-- Start of Available records --

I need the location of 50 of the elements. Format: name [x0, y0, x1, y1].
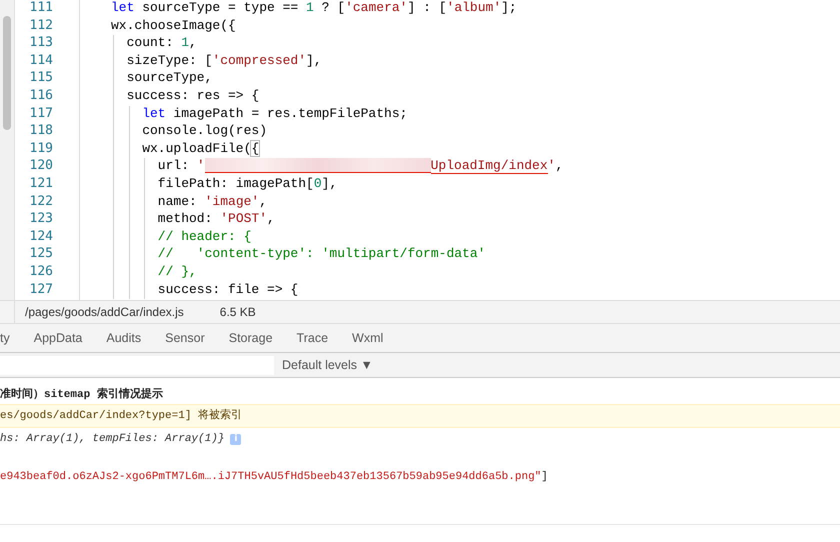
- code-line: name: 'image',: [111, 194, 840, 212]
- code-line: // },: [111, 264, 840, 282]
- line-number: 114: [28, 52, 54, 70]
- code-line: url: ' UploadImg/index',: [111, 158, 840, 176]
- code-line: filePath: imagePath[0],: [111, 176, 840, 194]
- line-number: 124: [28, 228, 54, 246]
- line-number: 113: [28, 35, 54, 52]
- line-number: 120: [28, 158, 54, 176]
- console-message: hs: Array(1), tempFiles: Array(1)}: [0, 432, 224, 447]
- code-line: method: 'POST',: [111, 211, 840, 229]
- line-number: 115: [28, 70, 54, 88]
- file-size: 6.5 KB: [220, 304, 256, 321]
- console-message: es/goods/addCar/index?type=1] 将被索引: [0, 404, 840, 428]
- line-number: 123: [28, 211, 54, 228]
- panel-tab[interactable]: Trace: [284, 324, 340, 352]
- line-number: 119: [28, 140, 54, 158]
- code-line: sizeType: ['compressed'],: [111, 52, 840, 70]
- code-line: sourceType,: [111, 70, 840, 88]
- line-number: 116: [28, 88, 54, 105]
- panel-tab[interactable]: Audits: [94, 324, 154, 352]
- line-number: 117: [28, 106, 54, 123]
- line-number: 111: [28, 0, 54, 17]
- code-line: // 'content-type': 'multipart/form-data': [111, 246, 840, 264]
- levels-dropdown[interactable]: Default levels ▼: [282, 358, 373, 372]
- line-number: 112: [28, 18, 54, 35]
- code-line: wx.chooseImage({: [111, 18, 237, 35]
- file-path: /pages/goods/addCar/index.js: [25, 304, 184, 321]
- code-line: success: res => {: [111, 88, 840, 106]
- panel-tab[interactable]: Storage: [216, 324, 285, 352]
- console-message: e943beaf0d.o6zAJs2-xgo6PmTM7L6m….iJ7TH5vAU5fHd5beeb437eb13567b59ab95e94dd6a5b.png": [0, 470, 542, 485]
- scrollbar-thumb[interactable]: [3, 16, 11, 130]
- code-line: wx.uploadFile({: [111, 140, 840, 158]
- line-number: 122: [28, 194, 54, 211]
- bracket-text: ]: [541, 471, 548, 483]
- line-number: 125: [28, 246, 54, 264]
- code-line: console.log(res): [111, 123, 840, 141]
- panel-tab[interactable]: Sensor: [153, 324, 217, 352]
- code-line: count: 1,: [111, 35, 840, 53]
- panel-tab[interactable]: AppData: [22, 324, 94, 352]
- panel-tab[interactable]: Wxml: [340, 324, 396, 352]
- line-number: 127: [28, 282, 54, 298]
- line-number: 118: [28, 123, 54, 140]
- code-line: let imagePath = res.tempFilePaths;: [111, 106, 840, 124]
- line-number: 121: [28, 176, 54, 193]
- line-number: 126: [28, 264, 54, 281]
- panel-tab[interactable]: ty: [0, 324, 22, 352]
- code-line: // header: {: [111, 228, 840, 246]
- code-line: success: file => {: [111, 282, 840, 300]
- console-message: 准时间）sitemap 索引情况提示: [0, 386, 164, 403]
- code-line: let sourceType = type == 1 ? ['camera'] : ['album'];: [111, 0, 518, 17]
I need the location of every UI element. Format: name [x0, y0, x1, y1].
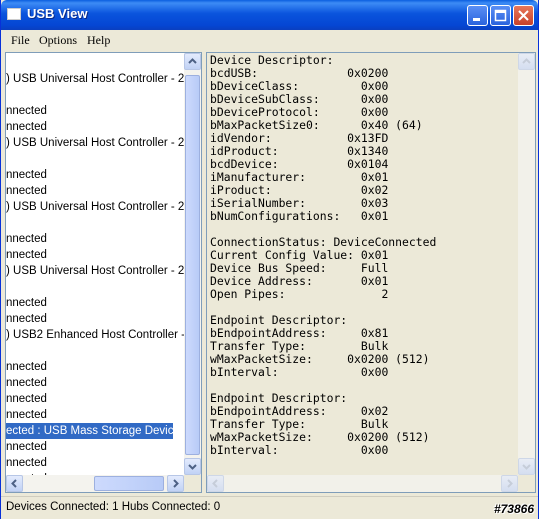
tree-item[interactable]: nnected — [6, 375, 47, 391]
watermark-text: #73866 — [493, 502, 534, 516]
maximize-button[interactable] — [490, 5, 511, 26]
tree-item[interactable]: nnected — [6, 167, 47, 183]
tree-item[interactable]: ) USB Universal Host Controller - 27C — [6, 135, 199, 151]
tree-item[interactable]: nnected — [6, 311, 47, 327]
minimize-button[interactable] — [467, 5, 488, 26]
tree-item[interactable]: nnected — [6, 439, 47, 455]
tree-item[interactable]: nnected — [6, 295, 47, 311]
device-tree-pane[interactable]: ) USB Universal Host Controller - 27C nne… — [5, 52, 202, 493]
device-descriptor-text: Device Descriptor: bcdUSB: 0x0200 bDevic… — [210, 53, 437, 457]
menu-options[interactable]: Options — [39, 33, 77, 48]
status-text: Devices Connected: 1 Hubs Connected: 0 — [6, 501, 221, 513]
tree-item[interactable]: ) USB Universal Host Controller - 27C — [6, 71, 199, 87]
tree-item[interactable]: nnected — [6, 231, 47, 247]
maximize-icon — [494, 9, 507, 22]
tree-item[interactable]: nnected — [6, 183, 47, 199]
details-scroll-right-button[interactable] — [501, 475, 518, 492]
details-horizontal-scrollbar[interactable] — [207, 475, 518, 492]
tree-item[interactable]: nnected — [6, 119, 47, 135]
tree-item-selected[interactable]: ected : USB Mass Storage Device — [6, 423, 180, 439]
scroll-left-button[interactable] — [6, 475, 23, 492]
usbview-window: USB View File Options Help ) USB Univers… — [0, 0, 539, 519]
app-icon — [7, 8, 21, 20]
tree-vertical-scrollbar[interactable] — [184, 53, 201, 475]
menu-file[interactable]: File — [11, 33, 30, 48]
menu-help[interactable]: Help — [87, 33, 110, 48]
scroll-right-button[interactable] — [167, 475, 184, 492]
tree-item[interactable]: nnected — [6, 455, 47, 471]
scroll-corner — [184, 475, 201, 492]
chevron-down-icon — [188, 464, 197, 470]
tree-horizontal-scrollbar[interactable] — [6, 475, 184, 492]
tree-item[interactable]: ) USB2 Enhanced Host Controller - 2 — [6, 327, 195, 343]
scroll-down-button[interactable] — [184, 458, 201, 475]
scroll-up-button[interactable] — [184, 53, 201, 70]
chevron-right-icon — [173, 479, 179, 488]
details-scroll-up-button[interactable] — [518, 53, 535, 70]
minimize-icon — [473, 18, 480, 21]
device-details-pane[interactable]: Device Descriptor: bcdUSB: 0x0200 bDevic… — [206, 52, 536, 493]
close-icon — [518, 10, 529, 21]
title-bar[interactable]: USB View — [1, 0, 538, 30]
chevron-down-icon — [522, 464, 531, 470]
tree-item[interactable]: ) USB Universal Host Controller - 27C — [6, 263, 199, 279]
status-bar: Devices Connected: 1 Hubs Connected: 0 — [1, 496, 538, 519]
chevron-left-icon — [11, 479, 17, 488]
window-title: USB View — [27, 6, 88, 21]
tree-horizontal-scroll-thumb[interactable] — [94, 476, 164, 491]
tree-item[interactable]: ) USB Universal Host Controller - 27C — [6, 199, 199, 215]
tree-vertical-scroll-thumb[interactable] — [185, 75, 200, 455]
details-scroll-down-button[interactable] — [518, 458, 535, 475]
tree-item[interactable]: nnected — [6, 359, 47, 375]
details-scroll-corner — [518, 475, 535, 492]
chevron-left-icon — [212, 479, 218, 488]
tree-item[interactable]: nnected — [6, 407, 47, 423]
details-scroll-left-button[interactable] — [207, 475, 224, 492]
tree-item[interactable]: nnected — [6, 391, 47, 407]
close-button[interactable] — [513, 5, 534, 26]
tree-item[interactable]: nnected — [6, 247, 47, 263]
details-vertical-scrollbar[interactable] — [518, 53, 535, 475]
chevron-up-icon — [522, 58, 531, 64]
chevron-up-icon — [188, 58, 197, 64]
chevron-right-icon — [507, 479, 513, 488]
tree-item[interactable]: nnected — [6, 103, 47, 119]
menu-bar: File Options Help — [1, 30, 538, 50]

-- End of Available records --

§ Exercise prompt
Rewrite all of the rows above, changing every occurrence of "interactable" to "clickable" and leaving everything else unchanged. Omit the pictures from your answer.

§ Response to this exercise
I need the location of 50 of the elements. Format: name [x0, y0, x1, y1].
- code-line: name: 'image',: [111, 194, 840, 212]
- code-line: // },: [111, 264, 840, 282]
- line-number: 114: [28, 52, 54, 70]
- code-line: url: ' UploadImg/index',: [111, 158, 840, 176]
- code-line: filePath: imagePath[0],: [111, 176, 840, 194]
- line-number: 124: [28, 228, 54, 246]
- line-number: 113: [28, 35, 54, 52]
- line-number: 120: [28, 158, 54, 176]
- console-message: hs: Array(1), tempFiles: Array(1)}: [0, 432, 224, 447]
- code-line: method: 'POST',: [111, 211, 840, 229]
- line-number: 115: [28, 70, 54, 88]
- file-size: 6.5 KB: [220, 304, 256, 321]
- console-message: es/goods/addCar/index?type=1] 将被索引: [0, 404, 840, 428]
- line-number: 123: [28, 211, 54, 228]
- panel-tab[clickable]: Trace: [284, 324, 340, 352]
- line-number: 119: [28, 140, 54, 158]
- code-line: sizeType: ['compressed'],: [111, 52, 840, 70]
- code-line: sourceType,: [111, 70, 840, 88]
- line-number: 116: [28, 88, 54, 105]
- panel-tab[clickable]: Audits: [94, 324, 154, 352]
- line-number: 117: [28, 106, 54, 123]
- line-number: 111: [28, 0, 54, 17]
- code-line: // 'content-type': 'multipart/form-data': [111, 246, 840, 264]
- levels-dropdown[clickable]: Default levels ▼: [282, 358, 373, 372]
- line-number: 112: [28, 18, 54, 35]
- code-line: wx.chooseImage({: [111, 18, 237, 35]
- file-path: /pages/goods/addCar/index.js: [25, 304, 184, 321]
- code-line: success: res => {: [111, 88, 840, 106]
- panel-tab[clickable]: Storage: [216, 324, 285, 352]
- console-message: e943beaf0d.o6zAJs2-xgo6PmTM7L6m….iJ7TH5vAU5fHd5beeb437eb13567b59ab95e94dd6a5b.png": [0, 470, 542, 485]
- scrollbar-thumb[clickable]: [3, 16, 11, 130]
- code-line: wx.uploadFile({: [111, 140, 840, 158]
- line-number: 122: [28, 194, 54, 211]
- bracket-text: ]: [541, 471, 548, 483]
- line-number: 125: [28, 246, 54, 264]
- code-line: console.log(res): [111, 123, 840, 141]
- panel-tab[clickable]: Sensor: [153, 324, 217, 352]
- code-line: count: 1,: [111, 35, 840, 53]
- panel-tab[clickable]: AppData: [22, 324, 94, 352]
- panel-tab[clickable]: Wxml: [340, 324, 396, 352]
- line-number: 127: [28, 282, 54, 298]
- line-number: 118: [28, 123, 54, 140]
- code-line: let imagePath = res.tempFilePaths;: [111, 106, 840, 124]
- line-number: 121: [28, 176, 54, 193]
- line-number: 126: [28, 264, 54, 281]
- panel-tab[clickable]: ty: [0, 324, 22, 352]
- code-line: // header: {: [111, 228, 840, 246]
- code-line: success: file => {: [111, 282, 840, 300]
- console-message: 准时间）sitemap 索引情况提示: [0, 386, 164, 403]
- code-line: let sourceType = type == 1 ? ['camera'] : ['album'];: [111, 0, 518, 17]
I need the location of every UI element. Format: name [x0, y0, x1, y1].
tree-item[clickable]: nnected — [6, 375, 47, 391]
watermark-text: #73866 — [493, 502, 534, 516]
maximize-button[clickable] — [490, 5, 511, 26]
tree-item[clickable]: nnected — [6, 167, 47, 183]
tree-item[clickable]: ) USB Universal Host Controller - 27C — [6, 135, 199, 151]
tree-item[clickable]: nnected — [6, 311, 47, 327]
minimize-button[clickable] — [467, 5, 488, 26]
tree-item[clickable]: nnected — [6, 439, 47, 455]
tree-item[clickable]: nnected — [6, 295, 47, 311]
device-tree-pane[clickable]: ) USB Universal Host Controller - 27C nne… — [5, 52, 202, 493]
device-descriptor-text: Device Descriptor: bcdUSB: 0x0200 bDevic… — [210, 53, 437, 457]
menu-options[clickable]: Options — [39, 33, 77, 48]
status-text: Devices Connected: 1 Hubs Connected: 0 — [6, 501, 221, 513]
tree-item[clickable]: ) USB Universal Host Controller - 27C — [6, 71, 199, 87]
tree-item[clickable]: nnected — [6, 231, 47, 247]
maximize-icon — [494, 9, 507, 22]
tree-item[clickable]: nnected — [6, 183, 47, 199]
details-scroll-right-button[clickable] — [501, 475, 518, 492]
details-horizontal-scrollbar[clickable] — [207, 475, 518, 492]
tree-item[clickable]: nnected — [6, 119, 47, 135]
tree-item-selected[clickable]: ected : USB Mass Storage Device — [6, 423, 180, 439]
scroll-left-button[clickable] — [6, 475, 23, 492]
usbview-window: USB View File Options Help ) USB Univers… — [0, 0, 539, 519]
app-icon — [7, 8, 21, 20]
tree-vertical-scrollbar[clickable] — [184, 53, 201, 475]
menu-file[clickable]: File — [11, 33, 30, 48]
menu-help[clickable]: Help — [87, 33, 110, 48]
scroll-right-button[clickable] — [167, 475, 184, 492]
tree-item[clickable]: nnected — [6, 455, 47, 471]
scroll-corner — [184, 475, 201, 492]
chevron-down-icon — [188, 464, 197, 470]
tree-horizontal-scrollbar[clickable] — [6, 475, 184, 492]
tree-item[clickable]: ) USB2 Enhanced Host Controller - 2 — [6, 327, 195, 343]
scroll-down-button[clickable] — [184, 458, 201, 475]
scroll-up-button[clickable] — [184, 53, 201, 70]
chevron-right-icon — [173, 479, 179, 488]
details-scroll-up-button[clickable] — [518, 53, 535, 70]
minimize-icon — [473, 18, 480, 21]
device-details-pane[clickable]: Device Descriptor: bcdUSB: 0x0200 bDevic… — [206, 52, 536, 493]
close-icon — [518, 10, 529, 21]
title-bar[clickable]: USB View — [1, 0, 538, 30]
chevron-down-icon — [522, 464, 531, 470]
tree-item[clickable]: ) USB Universal Host Controller - 27C — [6, 263, 199, 279]
status-bar: Devices Connected: 1 Hubs Connected: 0 — [1, 496, 538, 519]
chevron-left-icon — [11, 479, 17, 488]
window-title: USB View — [27, 6, 88, 21]
tree-horizontal-scroll-thumb[clickable] — [94, 476, 164, 491]
tree-item[clickable]: ) USB Universal Host Controller - 27C — [6, 199, 199, 215]
tree-vertical-scroll-thumb[clickable] — [185, 75, 200, 455]
details-scroll-down-button[clickable] — [518, 458, 535, 475]
tree-item[clickable]: nnected — [6, 359, 47, 375]
details-scroll-corner — [518, 475, 535, 492]
chevron-left-icon — [212, 479, 218, 488]
tree-item[clickable]: nnected — [6, 407, 47, 423]
details-scroll-left-button[clickable] — [207, 475, 224, 492]
tree-item[clickable]: nnected — [6, 391, 47, 407]
close-button[clickable] — [513, 5, 534, 26]
tree-item[clickable]: nnected — [6, 247, 47, 263]
details-vertical-scrollbar[clickable] — [518, 53, 535, 475]
chevron-up-icon — [522, 58, 531, 64]
chevron-up-icon — [188, 58, 197, 64]
chevron-right-icon — [507, 479, 513, 488]
tree-item[clickable]: nnected — [6, 103, 47, 119]
menu-bar: File Options Help — [1, 30, 538, 50]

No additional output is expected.